• _Required work_
[1] In the forum thread about Latte, reproduce the passage between "the past couple days.." and "prayer for her.", inclusive, substituting "radiograph" for "Xray".
[2] Summarize the forum thread about Latte in two sentences.

• _Exercise passage_

"""

# Please send some positive thoughts our way



## elaina (Jul 1, 2008)

my little girl Latte has been very low energy for the past couple weeks. at first I thought it was due to the heat and humidity. her appetite has been as good as it always is. she gets very perky when she knows she's going to eat , and she wags her cute litte tail. her stools have been normal. she's been drinking alittle more water than normal but she goes on the pee pee pads like she always does. 
the past couple days.. but today a lot worse... her stomach looked bloated. 
My vet has been on vacation. I wanted to wait for him to come back and I had an appointment scheduled for Tuseday. but this morning, I decided she shouldn't wait ... so , she saw a different Vet at the practice I go to . 

She took an Xray, and Latte has a large mass in the stomach area near the liver and spleen area. She did bloodwork and got back to me with results which is hard for me to understand... its so complicated. but I will get a copy of the bloodwork. I just know that a lot of her levels are off. 

Latte will be going to the Tufts School of Veteranay Medicine tomorrow morning as an emergency . she will probably have an ultrasound. and will probably be having surgery. 

Please think of my little girl and send some positive thoughts our way. or say a prayer for her.


----------



## woodard2009 (Aug 4, 2010)

Oh, I'm so sorry Elaine. I'll be praying for you and Latte.


----------



## Chiluv04 (Dec 19, 2013)

I am so sorry to hear this Elaine. This was very shocking to read. I can only imagine how scared you must be. I will say a prayer and keep praying for a speedy recovery for Latte. Thinking of you xoxo


Sent from Petguide.com Free App


----------



## Wicked Pixie (Oct 14, 2011)

Oh no, poor little Latte. Best wishes for you both for tomorrow, I will have everything crossed for a good outcome. Big kisses to Latte xxxxx


----------



## elaina (Jul 1, 2008)

Chiluv04 said:


> I am so sorry to hear this Elaine. This was very shocking to read. I can only imagine how scared you must be. I will say a prayer and keep praying for a speedy recovery for Latte. Thinking of you xoxo
> 
> 
> Sent from Petguide.com Free App


thanks Meoshia. yes, I think I have been in a state of shock since I found out late this morning . I just hope I can help her ( or the animal hospital can help her ). she is the sweetest little dog every


----------



## elaina (Jul 1, 2008)

woodard2009 said:


> Oh, I'm so sorry Elaine. I'll be praying for you and Latte.


thanks Lisa. we can use all the prayers we can get 



Wicked Pixie said:


> Oh no, poor little Latte. Best wishes for you both for tomorrow, I will have everything crossed for a good outcome. Big kisses to Latte xxxxx


than you Stella, 
Latte sends some puppy kisses back


----------



## Jayda (Jun 15, 2012)

"""

• _Information provided_

"""

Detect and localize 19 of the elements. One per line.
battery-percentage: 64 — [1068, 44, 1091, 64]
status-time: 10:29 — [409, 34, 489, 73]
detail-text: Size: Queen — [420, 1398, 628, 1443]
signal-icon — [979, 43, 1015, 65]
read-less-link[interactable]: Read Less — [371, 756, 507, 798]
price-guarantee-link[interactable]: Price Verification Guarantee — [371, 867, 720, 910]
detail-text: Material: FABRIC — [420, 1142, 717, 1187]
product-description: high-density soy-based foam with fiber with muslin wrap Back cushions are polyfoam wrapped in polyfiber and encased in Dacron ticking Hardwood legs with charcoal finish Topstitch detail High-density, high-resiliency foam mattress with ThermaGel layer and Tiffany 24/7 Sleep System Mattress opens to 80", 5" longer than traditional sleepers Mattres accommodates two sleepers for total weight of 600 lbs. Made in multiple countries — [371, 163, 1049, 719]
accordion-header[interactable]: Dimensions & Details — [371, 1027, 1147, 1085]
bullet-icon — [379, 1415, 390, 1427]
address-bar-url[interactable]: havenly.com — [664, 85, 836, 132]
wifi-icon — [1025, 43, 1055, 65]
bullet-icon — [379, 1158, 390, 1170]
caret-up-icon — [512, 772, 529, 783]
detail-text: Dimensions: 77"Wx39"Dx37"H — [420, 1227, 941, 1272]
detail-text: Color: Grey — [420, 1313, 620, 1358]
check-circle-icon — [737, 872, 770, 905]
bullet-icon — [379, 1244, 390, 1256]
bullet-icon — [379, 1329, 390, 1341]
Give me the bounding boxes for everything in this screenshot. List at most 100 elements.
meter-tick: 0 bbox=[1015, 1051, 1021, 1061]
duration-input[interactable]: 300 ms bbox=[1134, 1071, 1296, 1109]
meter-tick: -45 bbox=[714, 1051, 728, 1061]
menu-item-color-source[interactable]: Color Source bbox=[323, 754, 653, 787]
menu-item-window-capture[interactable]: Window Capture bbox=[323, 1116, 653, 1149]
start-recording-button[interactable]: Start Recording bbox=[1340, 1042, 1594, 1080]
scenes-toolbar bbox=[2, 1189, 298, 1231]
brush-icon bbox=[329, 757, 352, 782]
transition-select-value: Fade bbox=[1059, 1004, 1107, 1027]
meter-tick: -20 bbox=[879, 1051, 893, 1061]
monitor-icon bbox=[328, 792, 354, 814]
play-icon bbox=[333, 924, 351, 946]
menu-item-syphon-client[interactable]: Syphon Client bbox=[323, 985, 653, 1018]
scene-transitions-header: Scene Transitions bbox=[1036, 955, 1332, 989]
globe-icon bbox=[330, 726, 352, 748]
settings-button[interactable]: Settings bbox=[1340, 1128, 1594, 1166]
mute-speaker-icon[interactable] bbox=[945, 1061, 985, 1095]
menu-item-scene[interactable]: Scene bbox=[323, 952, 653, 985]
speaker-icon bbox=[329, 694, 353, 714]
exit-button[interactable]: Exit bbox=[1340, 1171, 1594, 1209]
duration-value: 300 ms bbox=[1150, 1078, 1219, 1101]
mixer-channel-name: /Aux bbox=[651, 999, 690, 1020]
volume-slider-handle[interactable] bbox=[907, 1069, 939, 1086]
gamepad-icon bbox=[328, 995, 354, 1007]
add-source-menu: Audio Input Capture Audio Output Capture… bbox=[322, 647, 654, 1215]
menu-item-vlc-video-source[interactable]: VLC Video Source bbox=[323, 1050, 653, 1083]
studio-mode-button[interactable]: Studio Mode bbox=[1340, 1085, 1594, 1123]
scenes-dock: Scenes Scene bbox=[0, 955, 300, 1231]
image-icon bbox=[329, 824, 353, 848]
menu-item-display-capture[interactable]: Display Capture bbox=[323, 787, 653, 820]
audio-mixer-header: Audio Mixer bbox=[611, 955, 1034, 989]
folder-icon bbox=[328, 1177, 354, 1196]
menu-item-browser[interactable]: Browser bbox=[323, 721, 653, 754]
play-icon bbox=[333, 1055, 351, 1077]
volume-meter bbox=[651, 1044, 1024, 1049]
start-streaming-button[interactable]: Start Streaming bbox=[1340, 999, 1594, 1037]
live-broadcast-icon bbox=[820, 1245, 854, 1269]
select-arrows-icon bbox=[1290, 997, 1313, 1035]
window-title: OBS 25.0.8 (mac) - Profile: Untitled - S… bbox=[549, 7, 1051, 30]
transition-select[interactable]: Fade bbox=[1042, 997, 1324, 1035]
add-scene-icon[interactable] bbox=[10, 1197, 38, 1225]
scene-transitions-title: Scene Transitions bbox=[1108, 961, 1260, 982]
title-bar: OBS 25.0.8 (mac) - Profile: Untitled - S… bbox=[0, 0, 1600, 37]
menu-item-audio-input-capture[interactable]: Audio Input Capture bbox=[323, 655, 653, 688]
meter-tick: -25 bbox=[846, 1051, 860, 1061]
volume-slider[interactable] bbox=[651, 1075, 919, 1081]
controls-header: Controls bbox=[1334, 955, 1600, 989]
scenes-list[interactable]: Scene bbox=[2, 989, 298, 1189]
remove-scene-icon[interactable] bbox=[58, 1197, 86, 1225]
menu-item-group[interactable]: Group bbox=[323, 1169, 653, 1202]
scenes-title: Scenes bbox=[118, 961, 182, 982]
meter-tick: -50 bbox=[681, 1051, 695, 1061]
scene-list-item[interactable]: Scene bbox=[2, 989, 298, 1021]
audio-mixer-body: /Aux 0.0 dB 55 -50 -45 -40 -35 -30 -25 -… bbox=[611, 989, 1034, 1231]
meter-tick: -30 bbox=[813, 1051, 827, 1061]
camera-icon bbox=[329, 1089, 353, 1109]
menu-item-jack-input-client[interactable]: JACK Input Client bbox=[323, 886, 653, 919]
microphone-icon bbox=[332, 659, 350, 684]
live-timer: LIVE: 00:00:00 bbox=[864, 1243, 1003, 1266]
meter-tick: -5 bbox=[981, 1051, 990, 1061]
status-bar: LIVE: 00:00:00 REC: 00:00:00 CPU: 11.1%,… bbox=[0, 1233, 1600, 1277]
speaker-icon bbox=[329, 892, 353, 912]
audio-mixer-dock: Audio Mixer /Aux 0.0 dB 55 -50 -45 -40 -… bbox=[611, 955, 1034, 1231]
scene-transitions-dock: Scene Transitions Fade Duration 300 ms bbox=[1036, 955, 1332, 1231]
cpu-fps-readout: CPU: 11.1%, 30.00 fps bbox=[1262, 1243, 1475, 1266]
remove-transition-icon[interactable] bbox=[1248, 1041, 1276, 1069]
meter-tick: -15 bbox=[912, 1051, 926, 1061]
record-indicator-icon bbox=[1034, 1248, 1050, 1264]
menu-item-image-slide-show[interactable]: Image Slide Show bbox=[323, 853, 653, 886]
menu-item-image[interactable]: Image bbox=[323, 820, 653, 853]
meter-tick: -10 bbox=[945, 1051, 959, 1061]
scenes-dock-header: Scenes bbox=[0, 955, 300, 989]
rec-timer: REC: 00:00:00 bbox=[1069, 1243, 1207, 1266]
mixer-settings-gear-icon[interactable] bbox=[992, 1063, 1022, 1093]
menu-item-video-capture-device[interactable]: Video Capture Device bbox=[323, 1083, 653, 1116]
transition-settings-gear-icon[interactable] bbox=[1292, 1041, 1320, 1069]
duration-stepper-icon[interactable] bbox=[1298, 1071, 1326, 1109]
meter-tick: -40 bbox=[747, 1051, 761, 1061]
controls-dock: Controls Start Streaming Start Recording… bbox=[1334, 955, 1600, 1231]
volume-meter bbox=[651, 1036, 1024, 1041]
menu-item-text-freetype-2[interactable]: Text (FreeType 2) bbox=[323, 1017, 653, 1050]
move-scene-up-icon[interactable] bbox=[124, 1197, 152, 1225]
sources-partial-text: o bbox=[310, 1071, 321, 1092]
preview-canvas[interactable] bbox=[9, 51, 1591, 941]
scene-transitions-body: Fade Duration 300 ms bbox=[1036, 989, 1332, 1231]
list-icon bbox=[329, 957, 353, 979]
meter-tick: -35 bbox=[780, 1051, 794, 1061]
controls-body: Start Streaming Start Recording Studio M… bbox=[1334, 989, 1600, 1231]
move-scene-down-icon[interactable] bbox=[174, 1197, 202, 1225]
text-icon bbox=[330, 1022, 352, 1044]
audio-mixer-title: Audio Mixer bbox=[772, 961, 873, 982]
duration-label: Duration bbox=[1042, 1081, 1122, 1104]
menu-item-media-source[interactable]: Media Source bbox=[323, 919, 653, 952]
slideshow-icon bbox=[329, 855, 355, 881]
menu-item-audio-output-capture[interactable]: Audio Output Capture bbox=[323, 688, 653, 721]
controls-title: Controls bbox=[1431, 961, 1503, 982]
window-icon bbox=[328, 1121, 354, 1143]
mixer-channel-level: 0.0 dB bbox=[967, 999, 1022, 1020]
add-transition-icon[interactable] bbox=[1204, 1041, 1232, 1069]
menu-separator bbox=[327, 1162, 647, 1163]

"""

• _Answers_
[1]
the past couple days.. but today a lot worse... her stomach looked bloated. 
My vet has been on vacation. I wanted to wait for him to come back and I had an appointment scheduled for Tuseday. but this morning, I decided she shouldn't wait ... so , she saw a different Vet at the practice I go to . 

She took an radiograph, and Latte has a large mass in the stomach area near the liver and spleen area. She did bloodwork and got back to me with results which is hard for me to understand... its so complicated. but I will get a copy of the bloodwork. I just know that a lot of her levels are off. 

Latte will be going to the Tufts School of Veteranay Medicine tomorrow morning as an emergency . she will probably have an ultrasound. and will probably be having surgery. 

Please think of my little girl and send some positive thoughts our way. or say a prayer for her.

[2] The poster's dog Latte had been low on energy for a couple of weeks and then developed a bloated stomach, and an X-ray at the vet showed a large mass near the liver and spleen. Latte was to go to the Tufts veterinary school as an emergency the next morning, probably for an ultrasound and surgery, and other forum members replied with prayers and good wishes.